[DATA TO PROCESS]
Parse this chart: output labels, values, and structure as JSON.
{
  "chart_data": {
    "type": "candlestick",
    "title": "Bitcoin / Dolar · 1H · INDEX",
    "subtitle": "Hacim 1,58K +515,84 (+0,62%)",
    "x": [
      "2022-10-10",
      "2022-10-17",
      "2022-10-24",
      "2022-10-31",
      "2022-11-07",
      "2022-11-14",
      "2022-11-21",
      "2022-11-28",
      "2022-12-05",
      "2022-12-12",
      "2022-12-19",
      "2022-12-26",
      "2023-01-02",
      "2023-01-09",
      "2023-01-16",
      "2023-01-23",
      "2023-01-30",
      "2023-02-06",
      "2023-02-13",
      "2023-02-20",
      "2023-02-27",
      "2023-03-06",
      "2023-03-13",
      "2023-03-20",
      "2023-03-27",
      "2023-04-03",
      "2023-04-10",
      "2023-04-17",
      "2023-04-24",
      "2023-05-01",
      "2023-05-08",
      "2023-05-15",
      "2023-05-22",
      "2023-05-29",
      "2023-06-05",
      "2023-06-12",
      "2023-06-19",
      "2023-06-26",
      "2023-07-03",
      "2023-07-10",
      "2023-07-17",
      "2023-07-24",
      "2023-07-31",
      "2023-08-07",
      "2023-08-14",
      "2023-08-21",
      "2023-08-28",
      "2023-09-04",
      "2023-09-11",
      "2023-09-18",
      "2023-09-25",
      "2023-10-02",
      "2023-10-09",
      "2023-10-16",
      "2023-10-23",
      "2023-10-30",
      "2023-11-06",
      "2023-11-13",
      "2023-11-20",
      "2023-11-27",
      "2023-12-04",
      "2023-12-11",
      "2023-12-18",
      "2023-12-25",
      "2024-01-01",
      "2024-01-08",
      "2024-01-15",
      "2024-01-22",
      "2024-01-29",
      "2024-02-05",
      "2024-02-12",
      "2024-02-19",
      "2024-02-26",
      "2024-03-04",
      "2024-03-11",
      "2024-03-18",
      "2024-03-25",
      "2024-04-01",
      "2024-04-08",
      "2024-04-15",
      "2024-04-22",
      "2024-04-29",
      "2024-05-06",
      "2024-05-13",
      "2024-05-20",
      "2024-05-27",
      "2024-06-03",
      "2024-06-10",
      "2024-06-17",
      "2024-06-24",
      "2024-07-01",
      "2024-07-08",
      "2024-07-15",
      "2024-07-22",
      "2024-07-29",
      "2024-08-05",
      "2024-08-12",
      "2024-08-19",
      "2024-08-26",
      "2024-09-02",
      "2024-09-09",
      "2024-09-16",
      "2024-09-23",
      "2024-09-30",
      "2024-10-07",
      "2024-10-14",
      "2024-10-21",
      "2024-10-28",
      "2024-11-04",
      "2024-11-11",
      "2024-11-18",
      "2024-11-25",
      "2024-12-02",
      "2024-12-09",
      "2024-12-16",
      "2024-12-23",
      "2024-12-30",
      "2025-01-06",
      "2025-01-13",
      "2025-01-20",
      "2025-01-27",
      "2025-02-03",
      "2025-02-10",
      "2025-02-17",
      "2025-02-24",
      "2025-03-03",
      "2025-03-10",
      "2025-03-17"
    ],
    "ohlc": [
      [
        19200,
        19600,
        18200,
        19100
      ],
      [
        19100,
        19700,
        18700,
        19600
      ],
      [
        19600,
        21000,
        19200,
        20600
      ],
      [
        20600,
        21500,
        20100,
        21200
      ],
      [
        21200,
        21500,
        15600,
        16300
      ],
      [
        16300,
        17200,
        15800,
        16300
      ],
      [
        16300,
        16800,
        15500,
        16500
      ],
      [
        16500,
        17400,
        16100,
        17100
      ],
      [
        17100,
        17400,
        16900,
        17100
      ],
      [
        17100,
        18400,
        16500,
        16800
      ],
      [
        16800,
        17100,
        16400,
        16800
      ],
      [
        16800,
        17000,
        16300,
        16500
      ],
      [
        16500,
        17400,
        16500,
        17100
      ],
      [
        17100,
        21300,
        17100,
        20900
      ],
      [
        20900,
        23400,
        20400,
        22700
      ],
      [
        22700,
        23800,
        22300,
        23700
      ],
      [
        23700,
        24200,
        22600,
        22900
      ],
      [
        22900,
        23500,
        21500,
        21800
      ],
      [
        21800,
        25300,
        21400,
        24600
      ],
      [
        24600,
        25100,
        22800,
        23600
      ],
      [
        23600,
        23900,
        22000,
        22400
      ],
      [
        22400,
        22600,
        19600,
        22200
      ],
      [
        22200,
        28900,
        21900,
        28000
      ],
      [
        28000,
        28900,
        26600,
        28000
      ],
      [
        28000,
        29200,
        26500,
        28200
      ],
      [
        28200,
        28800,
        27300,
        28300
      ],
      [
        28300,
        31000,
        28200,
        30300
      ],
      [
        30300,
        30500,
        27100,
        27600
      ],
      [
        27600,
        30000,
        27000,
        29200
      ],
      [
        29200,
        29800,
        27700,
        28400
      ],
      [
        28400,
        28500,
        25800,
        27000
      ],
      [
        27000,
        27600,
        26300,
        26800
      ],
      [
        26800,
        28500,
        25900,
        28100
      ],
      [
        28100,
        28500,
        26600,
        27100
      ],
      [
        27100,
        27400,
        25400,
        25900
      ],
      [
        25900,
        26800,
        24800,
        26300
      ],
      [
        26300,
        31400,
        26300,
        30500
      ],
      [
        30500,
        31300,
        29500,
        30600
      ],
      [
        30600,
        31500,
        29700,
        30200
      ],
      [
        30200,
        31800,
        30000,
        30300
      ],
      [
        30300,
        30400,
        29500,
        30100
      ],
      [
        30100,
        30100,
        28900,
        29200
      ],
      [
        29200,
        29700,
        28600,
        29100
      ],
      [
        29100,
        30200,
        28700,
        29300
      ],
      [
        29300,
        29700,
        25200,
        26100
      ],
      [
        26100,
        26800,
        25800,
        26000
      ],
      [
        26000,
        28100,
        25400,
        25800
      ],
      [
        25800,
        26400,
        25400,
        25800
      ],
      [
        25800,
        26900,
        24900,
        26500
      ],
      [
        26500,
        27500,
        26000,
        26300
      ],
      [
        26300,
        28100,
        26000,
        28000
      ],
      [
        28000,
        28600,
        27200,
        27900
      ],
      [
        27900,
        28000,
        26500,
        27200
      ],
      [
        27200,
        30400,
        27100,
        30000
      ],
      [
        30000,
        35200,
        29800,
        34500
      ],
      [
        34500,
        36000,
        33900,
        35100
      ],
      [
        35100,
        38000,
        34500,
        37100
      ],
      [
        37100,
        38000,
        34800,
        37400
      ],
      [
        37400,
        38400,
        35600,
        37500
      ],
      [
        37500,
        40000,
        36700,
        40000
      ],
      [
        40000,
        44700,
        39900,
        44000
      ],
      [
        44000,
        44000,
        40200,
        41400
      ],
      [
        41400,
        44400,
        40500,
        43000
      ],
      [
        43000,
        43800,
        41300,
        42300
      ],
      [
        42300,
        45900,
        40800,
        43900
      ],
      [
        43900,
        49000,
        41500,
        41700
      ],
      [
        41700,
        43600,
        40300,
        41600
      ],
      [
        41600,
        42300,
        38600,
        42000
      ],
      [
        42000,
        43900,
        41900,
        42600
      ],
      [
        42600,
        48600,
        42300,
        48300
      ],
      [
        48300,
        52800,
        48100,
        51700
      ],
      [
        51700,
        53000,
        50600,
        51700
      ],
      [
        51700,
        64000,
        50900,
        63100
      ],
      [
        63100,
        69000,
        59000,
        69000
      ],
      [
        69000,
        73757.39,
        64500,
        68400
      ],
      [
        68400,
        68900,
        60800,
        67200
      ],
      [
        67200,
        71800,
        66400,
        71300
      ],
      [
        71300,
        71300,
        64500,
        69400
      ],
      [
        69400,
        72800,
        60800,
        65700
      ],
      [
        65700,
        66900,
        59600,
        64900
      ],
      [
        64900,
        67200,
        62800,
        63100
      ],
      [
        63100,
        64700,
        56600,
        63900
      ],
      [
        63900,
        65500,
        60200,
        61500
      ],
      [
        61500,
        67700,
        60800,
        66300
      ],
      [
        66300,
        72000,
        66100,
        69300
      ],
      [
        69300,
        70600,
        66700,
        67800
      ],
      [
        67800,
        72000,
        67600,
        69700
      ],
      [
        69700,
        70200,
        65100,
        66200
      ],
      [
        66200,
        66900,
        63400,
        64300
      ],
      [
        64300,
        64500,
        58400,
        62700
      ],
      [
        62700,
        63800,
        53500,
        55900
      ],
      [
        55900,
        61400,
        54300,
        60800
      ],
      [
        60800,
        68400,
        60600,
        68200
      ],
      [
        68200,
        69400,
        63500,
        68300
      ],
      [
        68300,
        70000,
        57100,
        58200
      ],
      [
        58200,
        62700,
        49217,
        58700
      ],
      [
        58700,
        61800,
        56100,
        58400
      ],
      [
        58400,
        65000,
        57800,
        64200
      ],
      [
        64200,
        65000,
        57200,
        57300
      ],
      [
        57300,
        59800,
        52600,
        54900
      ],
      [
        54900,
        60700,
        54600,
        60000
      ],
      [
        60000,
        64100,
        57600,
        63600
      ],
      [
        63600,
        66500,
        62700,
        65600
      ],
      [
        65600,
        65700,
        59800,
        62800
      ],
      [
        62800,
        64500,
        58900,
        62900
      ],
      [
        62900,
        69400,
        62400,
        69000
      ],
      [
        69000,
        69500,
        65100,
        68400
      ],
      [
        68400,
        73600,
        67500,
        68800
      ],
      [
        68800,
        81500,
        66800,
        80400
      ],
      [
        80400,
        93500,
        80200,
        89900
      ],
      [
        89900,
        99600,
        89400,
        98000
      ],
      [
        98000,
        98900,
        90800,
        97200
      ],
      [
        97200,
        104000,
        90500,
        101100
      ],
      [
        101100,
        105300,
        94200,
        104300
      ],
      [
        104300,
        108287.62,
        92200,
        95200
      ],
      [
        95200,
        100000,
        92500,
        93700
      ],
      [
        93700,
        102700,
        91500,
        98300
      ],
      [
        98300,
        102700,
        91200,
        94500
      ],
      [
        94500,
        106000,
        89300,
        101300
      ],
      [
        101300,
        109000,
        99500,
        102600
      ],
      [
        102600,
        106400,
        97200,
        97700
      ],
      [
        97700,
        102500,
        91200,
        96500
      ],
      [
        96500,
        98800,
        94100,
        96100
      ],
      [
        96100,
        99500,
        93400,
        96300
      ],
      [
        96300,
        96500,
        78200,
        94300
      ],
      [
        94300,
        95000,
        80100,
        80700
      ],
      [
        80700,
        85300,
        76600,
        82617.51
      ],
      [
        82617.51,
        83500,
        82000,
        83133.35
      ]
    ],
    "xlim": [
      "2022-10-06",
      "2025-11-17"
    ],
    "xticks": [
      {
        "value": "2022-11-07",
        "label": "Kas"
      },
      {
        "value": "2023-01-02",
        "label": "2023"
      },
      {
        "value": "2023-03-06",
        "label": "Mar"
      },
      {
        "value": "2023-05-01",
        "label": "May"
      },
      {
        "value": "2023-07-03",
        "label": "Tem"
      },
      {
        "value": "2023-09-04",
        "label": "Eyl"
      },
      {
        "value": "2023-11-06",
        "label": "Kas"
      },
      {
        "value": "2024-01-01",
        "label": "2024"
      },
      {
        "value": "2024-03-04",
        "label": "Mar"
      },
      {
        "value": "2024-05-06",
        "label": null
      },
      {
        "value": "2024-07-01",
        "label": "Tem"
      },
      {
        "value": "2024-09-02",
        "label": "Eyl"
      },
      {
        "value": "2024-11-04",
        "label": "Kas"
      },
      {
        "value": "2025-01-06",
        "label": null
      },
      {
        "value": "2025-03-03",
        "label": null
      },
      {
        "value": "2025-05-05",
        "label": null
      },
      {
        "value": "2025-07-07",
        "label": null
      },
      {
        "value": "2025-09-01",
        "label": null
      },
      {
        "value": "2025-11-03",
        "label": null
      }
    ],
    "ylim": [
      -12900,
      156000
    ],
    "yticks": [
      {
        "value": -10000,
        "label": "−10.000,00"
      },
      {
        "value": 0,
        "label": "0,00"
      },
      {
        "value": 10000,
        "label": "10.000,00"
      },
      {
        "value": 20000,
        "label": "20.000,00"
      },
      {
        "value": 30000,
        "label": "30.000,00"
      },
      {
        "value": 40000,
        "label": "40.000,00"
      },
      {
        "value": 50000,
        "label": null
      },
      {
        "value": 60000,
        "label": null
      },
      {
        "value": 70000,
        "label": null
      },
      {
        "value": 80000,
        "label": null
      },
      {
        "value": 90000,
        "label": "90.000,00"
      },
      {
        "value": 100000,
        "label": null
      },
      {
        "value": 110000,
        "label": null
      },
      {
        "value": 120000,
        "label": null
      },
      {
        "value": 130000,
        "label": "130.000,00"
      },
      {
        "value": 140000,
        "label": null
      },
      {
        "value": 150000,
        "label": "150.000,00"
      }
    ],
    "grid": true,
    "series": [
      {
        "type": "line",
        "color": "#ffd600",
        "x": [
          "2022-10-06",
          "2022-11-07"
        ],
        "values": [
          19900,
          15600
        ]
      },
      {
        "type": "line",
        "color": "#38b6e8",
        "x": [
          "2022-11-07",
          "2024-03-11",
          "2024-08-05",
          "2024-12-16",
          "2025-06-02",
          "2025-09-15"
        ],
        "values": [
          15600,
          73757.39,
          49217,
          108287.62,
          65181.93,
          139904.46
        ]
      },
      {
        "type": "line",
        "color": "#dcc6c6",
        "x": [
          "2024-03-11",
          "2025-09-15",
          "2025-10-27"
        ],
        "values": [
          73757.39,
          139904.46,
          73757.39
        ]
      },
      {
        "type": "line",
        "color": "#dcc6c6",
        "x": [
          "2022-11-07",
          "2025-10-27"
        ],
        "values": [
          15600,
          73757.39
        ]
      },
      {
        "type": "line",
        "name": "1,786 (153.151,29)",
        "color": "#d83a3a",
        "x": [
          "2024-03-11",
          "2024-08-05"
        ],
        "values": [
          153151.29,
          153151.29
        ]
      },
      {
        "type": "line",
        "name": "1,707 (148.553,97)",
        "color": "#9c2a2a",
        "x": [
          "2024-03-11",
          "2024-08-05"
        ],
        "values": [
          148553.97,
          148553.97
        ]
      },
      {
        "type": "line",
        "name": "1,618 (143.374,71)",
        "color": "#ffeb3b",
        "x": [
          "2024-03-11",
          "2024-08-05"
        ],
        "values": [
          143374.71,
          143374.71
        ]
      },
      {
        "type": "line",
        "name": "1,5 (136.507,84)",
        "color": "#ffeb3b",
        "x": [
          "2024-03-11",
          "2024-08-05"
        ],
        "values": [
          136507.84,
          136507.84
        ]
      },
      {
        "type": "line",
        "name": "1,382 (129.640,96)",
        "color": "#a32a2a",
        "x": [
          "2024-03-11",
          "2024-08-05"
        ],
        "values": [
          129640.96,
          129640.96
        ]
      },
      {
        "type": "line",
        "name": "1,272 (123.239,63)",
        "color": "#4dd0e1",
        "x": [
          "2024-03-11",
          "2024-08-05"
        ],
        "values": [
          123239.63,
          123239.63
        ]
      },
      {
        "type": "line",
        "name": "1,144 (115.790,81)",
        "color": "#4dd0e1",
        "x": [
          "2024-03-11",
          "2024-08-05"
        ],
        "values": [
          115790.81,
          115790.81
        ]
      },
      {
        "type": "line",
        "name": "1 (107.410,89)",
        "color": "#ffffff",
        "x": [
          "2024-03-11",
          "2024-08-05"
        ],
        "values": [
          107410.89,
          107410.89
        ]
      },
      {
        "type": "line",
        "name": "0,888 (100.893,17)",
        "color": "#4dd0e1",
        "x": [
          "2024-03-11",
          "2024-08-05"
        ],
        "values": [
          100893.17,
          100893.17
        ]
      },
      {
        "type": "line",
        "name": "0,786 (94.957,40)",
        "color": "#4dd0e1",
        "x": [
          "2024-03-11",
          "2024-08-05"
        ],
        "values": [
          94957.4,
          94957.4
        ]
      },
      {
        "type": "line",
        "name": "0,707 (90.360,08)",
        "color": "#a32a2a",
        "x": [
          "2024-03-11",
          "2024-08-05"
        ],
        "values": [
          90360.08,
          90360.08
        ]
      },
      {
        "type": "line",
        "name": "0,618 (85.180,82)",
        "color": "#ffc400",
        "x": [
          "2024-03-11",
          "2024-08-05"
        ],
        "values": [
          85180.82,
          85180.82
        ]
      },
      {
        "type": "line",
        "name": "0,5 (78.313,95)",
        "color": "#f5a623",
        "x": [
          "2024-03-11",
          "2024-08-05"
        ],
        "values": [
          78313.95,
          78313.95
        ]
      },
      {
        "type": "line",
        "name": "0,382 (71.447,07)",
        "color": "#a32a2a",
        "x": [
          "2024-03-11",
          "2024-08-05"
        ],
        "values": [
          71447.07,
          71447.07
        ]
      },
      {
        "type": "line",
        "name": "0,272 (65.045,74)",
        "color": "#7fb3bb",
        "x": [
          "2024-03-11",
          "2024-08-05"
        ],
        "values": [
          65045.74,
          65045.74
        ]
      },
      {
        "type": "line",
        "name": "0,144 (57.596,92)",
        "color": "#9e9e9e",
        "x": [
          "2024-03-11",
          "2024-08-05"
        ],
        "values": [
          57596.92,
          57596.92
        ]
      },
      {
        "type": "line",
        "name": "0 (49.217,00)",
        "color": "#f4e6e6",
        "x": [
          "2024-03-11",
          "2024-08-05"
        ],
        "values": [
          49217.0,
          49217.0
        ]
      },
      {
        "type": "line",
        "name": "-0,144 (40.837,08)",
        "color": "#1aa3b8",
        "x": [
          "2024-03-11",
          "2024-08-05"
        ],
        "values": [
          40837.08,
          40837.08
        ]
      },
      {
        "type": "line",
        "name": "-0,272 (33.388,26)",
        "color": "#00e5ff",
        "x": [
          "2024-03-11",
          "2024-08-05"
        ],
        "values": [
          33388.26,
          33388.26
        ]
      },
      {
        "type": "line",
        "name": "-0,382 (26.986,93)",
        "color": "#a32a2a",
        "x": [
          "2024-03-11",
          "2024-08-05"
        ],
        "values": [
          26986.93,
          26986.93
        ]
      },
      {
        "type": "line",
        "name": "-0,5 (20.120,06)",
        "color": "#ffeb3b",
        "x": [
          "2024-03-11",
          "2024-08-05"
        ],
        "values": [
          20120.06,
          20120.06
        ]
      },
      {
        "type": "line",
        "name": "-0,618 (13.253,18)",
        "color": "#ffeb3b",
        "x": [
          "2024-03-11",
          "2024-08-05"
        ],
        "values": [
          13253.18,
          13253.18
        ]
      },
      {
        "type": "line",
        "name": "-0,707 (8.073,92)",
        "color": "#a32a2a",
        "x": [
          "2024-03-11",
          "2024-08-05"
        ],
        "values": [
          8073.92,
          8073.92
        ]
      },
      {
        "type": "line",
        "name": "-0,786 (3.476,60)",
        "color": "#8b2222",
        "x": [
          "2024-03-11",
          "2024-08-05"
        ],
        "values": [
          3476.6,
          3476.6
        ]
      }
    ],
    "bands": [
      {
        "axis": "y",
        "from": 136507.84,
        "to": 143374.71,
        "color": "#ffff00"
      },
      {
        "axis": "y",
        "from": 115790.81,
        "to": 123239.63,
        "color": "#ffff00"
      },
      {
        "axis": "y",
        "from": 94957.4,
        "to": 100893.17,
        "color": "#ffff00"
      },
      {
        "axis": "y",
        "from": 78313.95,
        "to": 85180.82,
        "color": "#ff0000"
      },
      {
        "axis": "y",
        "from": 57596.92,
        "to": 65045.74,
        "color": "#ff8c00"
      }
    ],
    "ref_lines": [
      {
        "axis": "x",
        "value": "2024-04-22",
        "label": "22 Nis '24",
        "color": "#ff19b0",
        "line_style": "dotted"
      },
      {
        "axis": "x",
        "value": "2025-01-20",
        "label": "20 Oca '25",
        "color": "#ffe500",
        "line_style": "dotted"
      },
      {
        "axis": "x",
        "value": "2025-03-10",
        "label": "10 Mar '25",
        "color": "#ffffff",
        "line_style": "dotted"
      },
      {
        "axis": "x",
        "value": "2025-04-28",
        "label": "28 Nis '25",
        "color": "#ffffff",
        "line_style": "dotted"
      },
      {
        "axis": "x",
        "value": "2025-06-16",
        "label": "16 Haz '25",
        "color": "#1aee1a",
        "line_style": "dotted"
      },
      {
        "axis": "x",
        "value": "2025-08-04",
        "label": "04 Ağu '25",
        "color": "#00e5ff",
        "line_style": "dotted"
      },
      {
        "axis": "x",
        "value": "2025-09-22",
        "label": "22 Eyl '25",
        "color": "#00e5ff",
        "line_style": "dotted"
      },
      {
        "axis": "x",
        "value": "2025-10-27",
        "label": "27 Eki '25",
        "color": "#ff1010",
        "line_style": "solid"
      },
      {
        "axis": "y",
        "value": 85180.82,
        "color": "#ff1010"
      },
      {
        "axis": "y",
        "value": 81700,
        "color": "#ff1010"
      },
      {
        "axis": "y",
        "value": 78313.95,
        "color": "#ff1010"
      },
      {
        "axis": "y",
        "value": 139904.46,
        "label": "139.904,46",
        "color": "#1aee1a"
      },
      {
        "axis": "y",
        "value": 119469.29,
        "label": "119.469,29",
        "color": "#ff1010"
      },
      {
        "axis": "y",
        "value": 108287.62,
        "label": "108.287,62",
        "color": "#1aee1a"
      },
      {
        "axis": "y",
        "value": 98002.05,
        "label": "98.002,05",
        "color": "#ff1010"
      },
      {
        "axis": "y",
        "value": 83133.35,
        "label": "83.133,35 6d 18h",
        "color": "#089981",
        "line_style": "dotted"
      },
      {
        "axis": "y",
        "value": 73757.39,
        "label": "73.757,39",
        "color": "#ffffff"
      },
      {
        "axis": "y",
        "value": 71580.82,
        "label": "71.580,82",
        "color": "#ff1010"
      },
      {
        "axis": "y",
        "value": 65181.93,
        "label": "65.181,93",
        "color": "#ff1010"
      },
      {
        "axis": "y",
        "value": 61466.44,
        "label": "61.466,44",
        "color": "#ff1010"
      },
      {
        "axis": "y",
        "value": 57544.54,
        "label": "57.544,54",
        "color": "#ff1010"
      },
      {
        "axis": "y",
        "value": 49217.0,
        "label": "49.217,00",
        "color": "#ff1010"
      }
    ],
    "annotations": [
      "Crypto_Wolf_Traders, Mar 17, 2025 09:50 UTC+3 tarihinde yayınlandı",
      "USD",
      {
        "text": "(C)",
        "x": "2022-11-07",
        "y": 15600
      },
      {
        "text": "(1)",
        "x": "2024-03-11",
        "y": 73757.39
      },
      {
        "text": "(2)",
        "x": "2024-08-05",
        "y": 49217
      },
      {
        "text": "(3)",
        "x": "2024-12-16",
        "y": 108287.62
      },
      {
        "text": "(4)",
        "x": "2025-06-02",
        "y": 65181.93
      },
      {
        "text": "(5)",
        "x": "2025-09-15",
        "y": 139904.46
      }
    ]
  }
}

[GIVEN EXERCISE] Look through the entries above. Extract each line with the word "text".

[FULL SOLUTION]
        "text": "(C)",
        "text": "(1)",
        "text": "(2)",
        "text": "(3)",
        "text": "(4)",
        "text": "(5)",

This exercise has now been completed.